Problem statement:
Make an exact copy of the records, dropping all pictures.

Data records:
start

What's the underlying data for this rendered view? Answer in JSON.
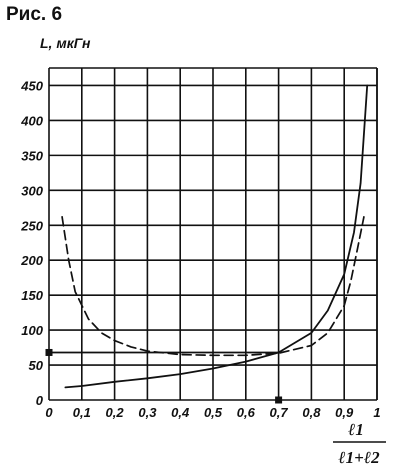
{
  "figure": {
    "title": "Рис. 6"
  },
  "chart_data": {
    "type": "line",
    "ylabel": "L, мкГн",
    "xlabel_numerator": "ℓ1",
    "xlabel_denominator": "ℓ1+ℓ2",
    "xlim": [
      0,
      1.0
    ],
    "ylim": [
      0,
      475
    ],
    "x_ticks": [
      "0",
      "0,1",
      "0,2",
      "0,3",
      "0,4",
      "0,5",
      "0,6",
      "0,7",
      "0,8",
      "0,9",
      "1"
    ],
    "x_tick_values": [
      0,
      0.1,
      0.2,
      0.3,
      0.4,
      0.5,
      0.6,
      0.7,
      0.8,
      0.9,
      1.0
    ],
    "y_ticks": [
      "0",
      "50",
      "100",
      "150",
      "200",
      "250",
      "300",
      "350",
      "400",
      "450"
    ],
    "y_tick_values": [
      0,
      50,
      100,
      150,
      200,
      250,
      300,
      350,
      400,
      450
    ],
    "grid": true,
    "series": [
      {
        "style": "solid",
        "x": [
          0.05,
          0.1,
          0.2,
          0.3,
          0.4,
          0.5,
          0.6,
          0.7,
          0.8,
          0.85,
          0.9,
          0.93,
          0.95,
          0.97
        ],
        "y": [
          18,
          20,
          26,
          31,
          37,
          45,
          55,
          68,
          96,
          128,
          180,
          240,
          310,
          450
        ]
      },
      {
        "style": "dashed",
        "x": [
          0.04,
          0.06,
          0.08,
          0.12,
          0.16,
          0.2,
          0.25,
          0.3,
          0.4,
          0.5,
          0.6,
          0.7,
          0.8,
          0.85,
          0.9,
          0.92,
          0.94,
          0.96
        ],
        "y": [
          262,
          200,
          155,
          116,
          96,
          85,
          76,
          70,
          65,
          64,
          64,
          67,
          78,
          96,
          135,
          170,
          215,
          262
        ]
      },
      {
        "style": "solid",
        "x": [
          0.0,
          0.7
        ],
        "y": [
          68,
          68
        ]
      }
    ],
    "markers": [
      {
        "x": 0.0,
        "y": 68
      },
      {
        "x": 0.7,
        "y": 0
      }
    ]
  }
}
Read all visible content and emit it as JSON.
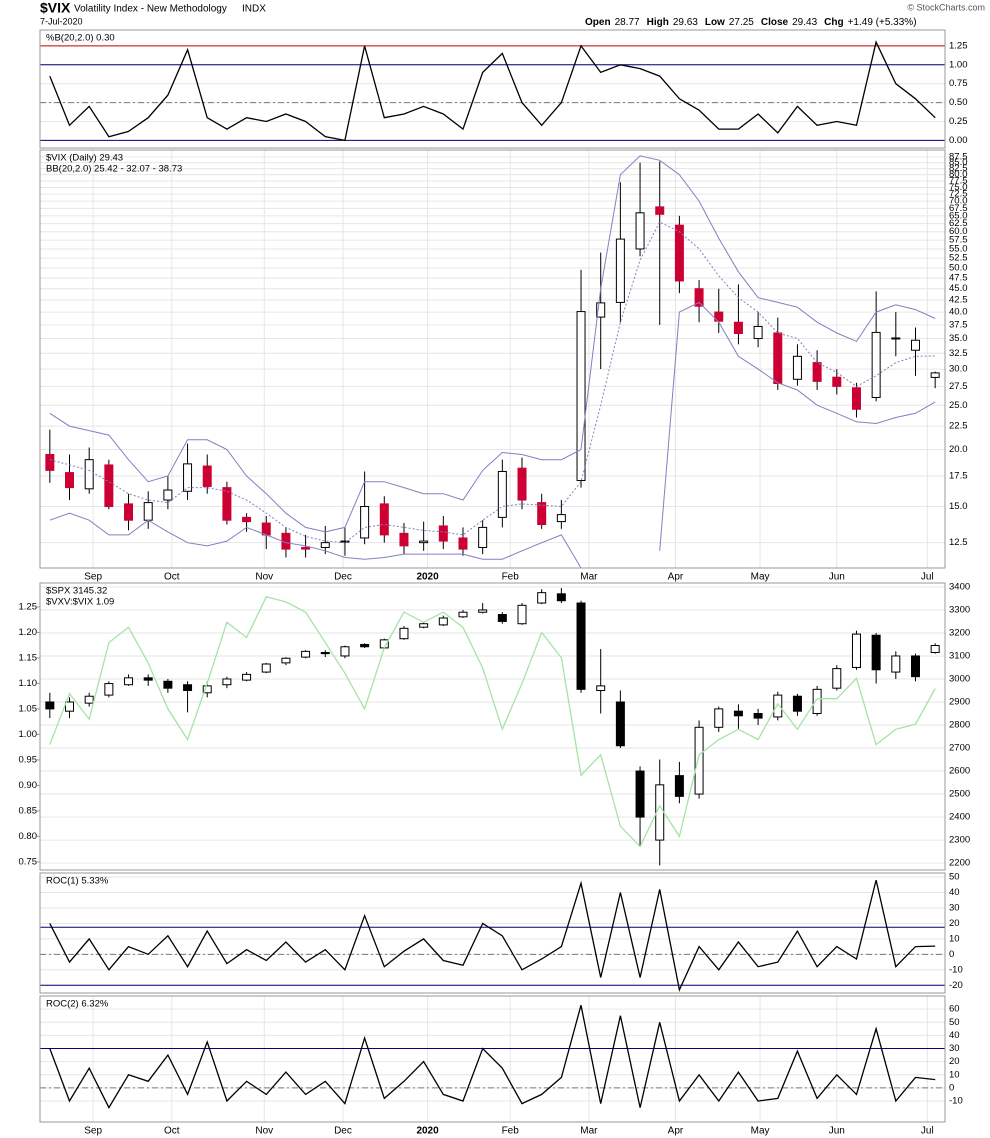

end

Result for this exercise:
What's the underlying data for this rendered view? Answer in JSON.
{
  "figure": {
    "title": "Рис. 6"
  },
  "chart_data": {
    "type": "line",
    "ylabel": "L, мкГн",
    "xlabel_numerator": "ℓ1",
    "xlabel_denominator": "ℓ1+ℓ2",
    "xlim": [
      0,
      1.0
    ],
    "ylim": [
      0,
      475
    ],
    "x_ticks": [
      "0",
      "0,1",
      "0,2",
      "0,3",
      "0,4",
      "0,5",
      "0,6",
      "0,7",
      "0,8",
      "0,9",
      "1"
    ],
    "x_tick_values": [
      0,
      0.1,
      0.2,
      0.3,
      0.4,
      0.5,
      0.6,
      0.7,
      0.8,
      0.9,
      1.0
    ],
    "y_ticks": [
      "0",
      "50",
      "100",
      "150",
      "200",
      "250",
      "300",
      "350",
      "400",
      "450"
    ],
    "y_tick_values": [
      0,
      50,
      100,
      150,
      200,
      250,
      300,
      350,
      400,
      450
    ],
    "grid": true,
    "series": [
      {
        "style": "solid",
        "x": [
          0.05,
          0.1,
          0.2,
          0.3,
          0.4,
          0.5,
          0.6,
          0.7,
          0.8,
          0.85,
          0.9,
          0.93,
          0.95,
          0.97
        ],
        "y": [
          18,
          20,
          26,
          31,
          37,
          45,
          55,
          68,
          96,
          128,
          180,
          240,
          310,
          450
        ]
      },
      {
        "style": "dashed",
        "x": [
          0.04,
          0.06,
          0.08,
          0.12,
          0.16,
          0.2,
          0.25,
          0.3,
          0.4,
          0.5,
          0.6,
          0.7,
          0.8,
          0.85,
          0.9,
          0.92,
          0.94,
          0.96
        ],
        "y": [
          262,
          200,
          155,
          116,
          96,
          85,
          76,
          70,
          65,
          64,
          64,
          67,
          78,
          96,
          135,
          170,
          215,
          262
        ]
      },
      {
        "style": "solid",
        "x": [
          0.0,
          0.7
        ],
        "y": [
          68,
          68
        ]
      }
    ],
    "markers": [
      {
        "x": 0.0,
        "y": 68
      },
      {
        "x": 0.7,
        "y": 0
      }
    ]
  }
}
Read all visible content and emit it as JSON.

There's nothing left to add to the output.